_Required work_
Please rewrite the records beginning at the line that has "league-wins: 0 xyxy=(1146,1074,1163,1106)" and stopping after the line that has "league-losses: 3 xyxy=(1222,1012,1354,1064)", swapping "SECTION ONE" for "SECTION 1" and leaving everything else as it is.

_Given records_
****************

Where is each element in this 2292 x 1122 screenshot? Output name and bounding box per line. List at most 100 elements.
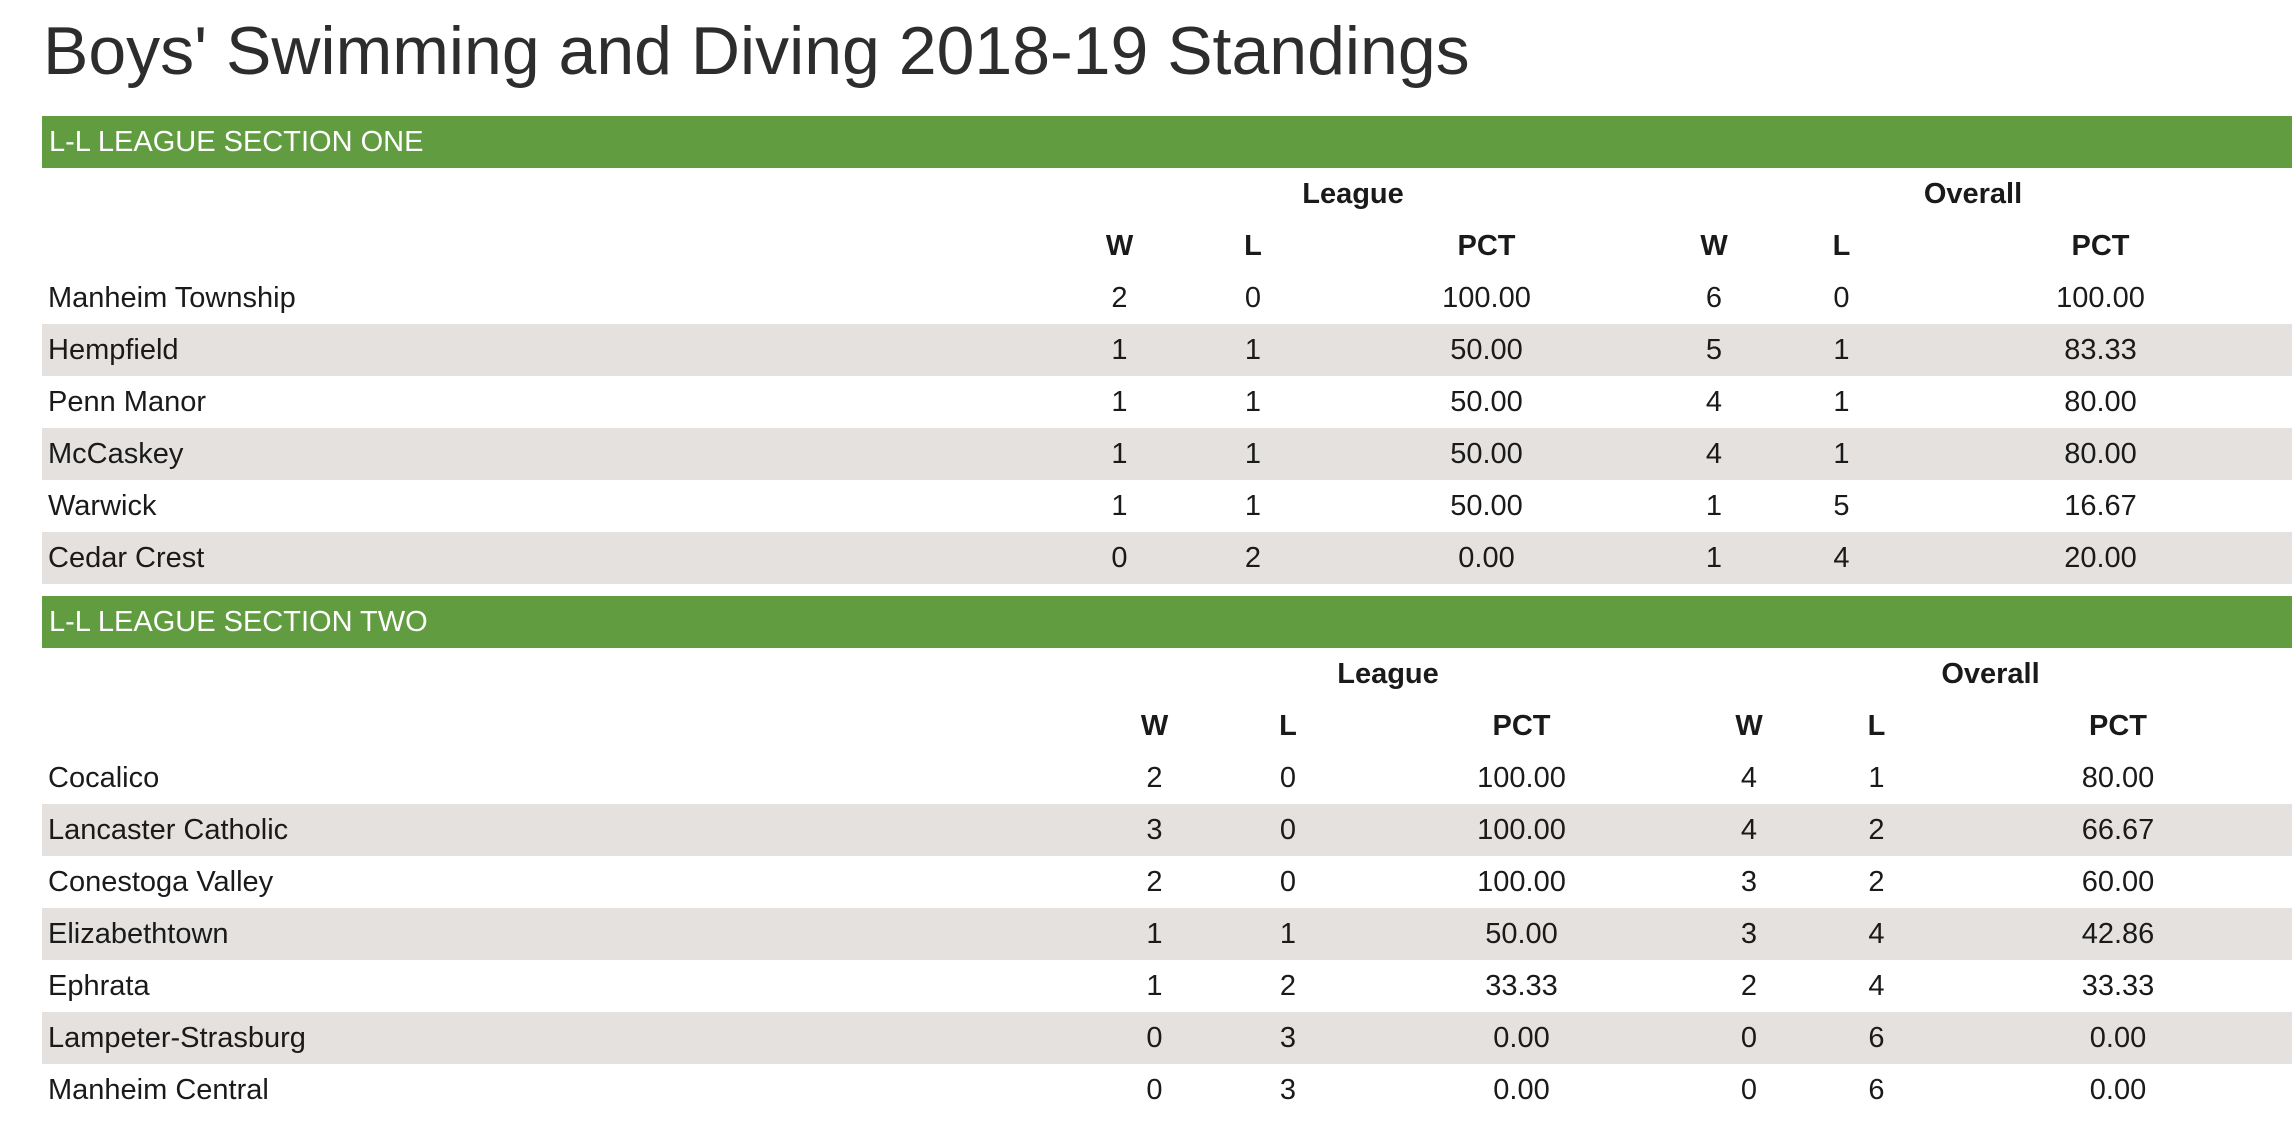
league-wins: 0 xyxy=(1146,1074,1163,1106)
section-header: L-L LEAGUE SECTION ONE xyxy=(42,116,2292,168)
team-name: Conestoga Valley xyxy=(48,866,274,898)
league-losses: 3 xyxy=(1222,1012,1354,1064)
overall-group-header: Overall xyxy=(1923,178,2023,210)
team-name: Manheim Township xyxy=(48,282,296,314)
overall-wins: 4 xyxy=(1689,804,1809,856)
league-pct: 50.00 xyxy=(1354,908,1689,960)
team-name: Manheim Central xyxy=(48,1074,269,1106)
overall-pct: 66.67 xyxy=(1944,804,2292,856)
league-wins: 1 xyxy=(1146,970,1163,1002)
team-name: Ephrata xyxy=(48,970,150,1002)
league-losses: 1 xyxy=(1244,490,1262,522)
league-losses: 3 xyxy=(1279,1074,1297,1106)
overall-losses: 5 xyxy=(1833,490,1850,522)
overall-pct: 42.86 xyxy=(1944,908,2292,960)
league-losses: 0 xyxy=(1279,866,1297,898)
league-wins: 0 xyxy=(1052,532,1187,584)
table-row: Ephrata 1 2 33.33 2 4 33.33 xyxy=(42,960,2292,1012)
overall-pct-header: PCT xyxy=(2071,230,2130,262)
league-pct: 100.00 xyxy=(1477,762,1566,794)
overall-w-header: W xyxy=(1735,710,1763,742)
league-losses: 0 xyxy=(1244,282,1262,314)
overall-wins: 2 xyxy=(1740,970,1758,1002)
league-group-header: League xyxy=(1337,658,1439,690)
league-losses: 2 xyxy=(1279,970,1297,1002)
table-row: Penn Manor 1 1 50.00 4 1 80.00 xyxy=(42,376,2292,428)
overall-pct: 100.00 xyxy=(2056,282,2145,314)
standings-section: L-L LEAGUE SECTION TWO League Overall W … xyxy=(42,596,2292,1116)
league-w-header: W xyxy=(1140,710,1169,742)
overall-pct: 80.00 xyxy=(2081,762,2155,794)
league-pct: 100.00 xyxy=(1442,282,1531,314)
table-row: Elizabethtown 1 1 50.00 3 4 42.86 xyxy=(42,908,2292,960)
overall-wins: 0 xyxy=(1689,1012,1809,1064)
overall-losses: 1 xyxy=(1868,762,1885,794)
overall-l-header: L xyxy=(1832,230,1851,262)
group-header-row: League Overall xyxy=(42,648,2292,700)
league-wins: 3 xyxy=(1087,804,1222,856)
league-losses: 1 xyxy=(1187,324,1319,376)
overall-losses: 4 xyxy=(1809,908,1944,960)
league-pct: 0.00 xyxy=(1493,1074,1550,1106)
overall-pct-header: PCT xyxy=(2089,710,2147,742)
overall-group-header: Overall xyxy=(1941,658,2040,690)
overall-wins: 5 xyxy=(1654,324,1774,376)
overall-wins: 4 xyxy=(1654,428,1774,480)
section-header: L-L LEAGUE SECTION TWO xyxy=(42,596,2292,648)
overall-pct: 80.00 xyxy=(2064,386,2137,418)
overall-losses: 2 xyxy=(1868,866,1885,898)
overall-pct: 33.33 xyxy=(2081,970,2155,1002)
table-row: Hempfield 1 1 50.00 5 1 83.33 xyxy=(42,324,2292,376)
league-wins: 2 xyxy=(1146,762,1163,794)
overall-losses: 2 xyxy=(1809,804,1944,856)
league-pct: 50.00 xyxy=(1450,490,1523,522)
league-group-header: League xyxy=(1302,178,1404,210)
league-l-header: L xyxy=(1244,230,1262,262)
team-name: Elizabethtown xyxy=(42,908,1087,960)
league-wins: 2 xyxy=(1146,866,1163,898)
overall-losses: 1 xyxy=(1774,324,1909,376)
league-losses: 1 xyxy=(1222,908,1354,960)
team-name: Warwick xyxy=(48,490,157,522)
team-name: Cocalico xyxy=(48,762,160,794)
team-name: Hempfield xyxy=(42,324,1052,376)
table-row: McCaskey 1 1 50.00 4 1 80.00 xyxy=(42,428,2292,480)
overall-wins: 3 xyxy=(1740,866,1758,898)
league-pct: 0.00 xyxy=(1319,532,1654,584)
standings-table: League Overall W L PCT W L PCT Cocalico 2… xyxy=(42,648,2292,1116)
league-pct-header: PCT xyxy=(1492,710,1551,742)
league-pct: 33.33 xyxy=(1485,970,1558,1002)
overall-losses: 1 xyxy=(1833,386,1850,418)
overall-w-header: W xyxy=(1700,230,1728,262)
overall-l-header: L xyxy=(1867,710,1886,742)
overall-wins: 1 xyxy=(1705,490,1723,522)
overall-losses: 4 xyxy=(1774,532,1909,584)
table-row: Cocalico 2 0 100.00 4 1 80.00 xyxy=(42,752,2292,804)
table-row: Lancaster Catholic 3 0 100.00 4 2 66.67 xyxy=(42,804,2292,856)
team-name: McCaskey xyxy=(42,428,1052,480)
overall-pct: 60.00 xyxy=(2081,866,2155,898)
overall-wins: 6 xyxy=(1705,282,1723,314)
overall-wins: 0 xyxy=(1740,1074,1758,1106)
overall-wins: 4 xyxy=(1705,386,1723,418)
league-pct: 100.00 xyxy=(1354,804,1689,856)
league-wins: 0 xyxy=(1087,1012,1222,1064)
overall-pct: 80.00 xyxy=(1909,428,2292,480)
league-pct: 50.00 xyxy=(1319,324,1654,376)
league-losses: 2 xyxy=(1187,532,1319,584)
overall-wins: 4 xyxy=(1740,762,1758,794)
team-name: Lampeter-Strasburg xyxy=(42,1012,1087,1064)
overall-pct: 20.00 xyxy=(1909,532,2292,584)
table-row: Lampeter-Strasburg 0 3 0.00 0 6 0.00 xyxy=(42,1012,2292,1064)
overall-losses: 0 xyxy=(1833,282,1850,314)
overall-losses: 1 xyxy=(1774,428,1909,480)
league-losses: 1 xyxy=(1244,386,1262,418)
overall-losses: 4 xyxy=(1868,970,1885,1002)
league-wins: 1 xyxy=(1087,908,1222,960)
page-title: Boys' Swimming and Diving 2018-19 Standi… xyxy=(43,13,1470,89)
overall-pct: 0.00 xyxy=(2089,1074,2147,1106)
overall-pct: 16.67 xyxy=(2064,490,2137,522)
league-w-header: W xyxy=(1105,230,1134,262)
league-pct: 50.00 xyxy=(1319,428,1654,480)
column-header-row: W L PCT W L PCT xyxy=(42,700,2292,752)
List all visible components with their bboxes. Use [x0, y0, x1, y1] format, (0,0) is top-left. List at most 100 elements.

****************

_Full response_
league-wins: 0 xyxy=(1146,1074,1163,1106)
section-header: L-L LEAGUE SECTION 1 xyxy=(42,116,2292,168)
team-name: Conestoga Valley xyxy=(48,866,274,898)
league-losses: 3 xyxy=(1222,1012,1354,1064)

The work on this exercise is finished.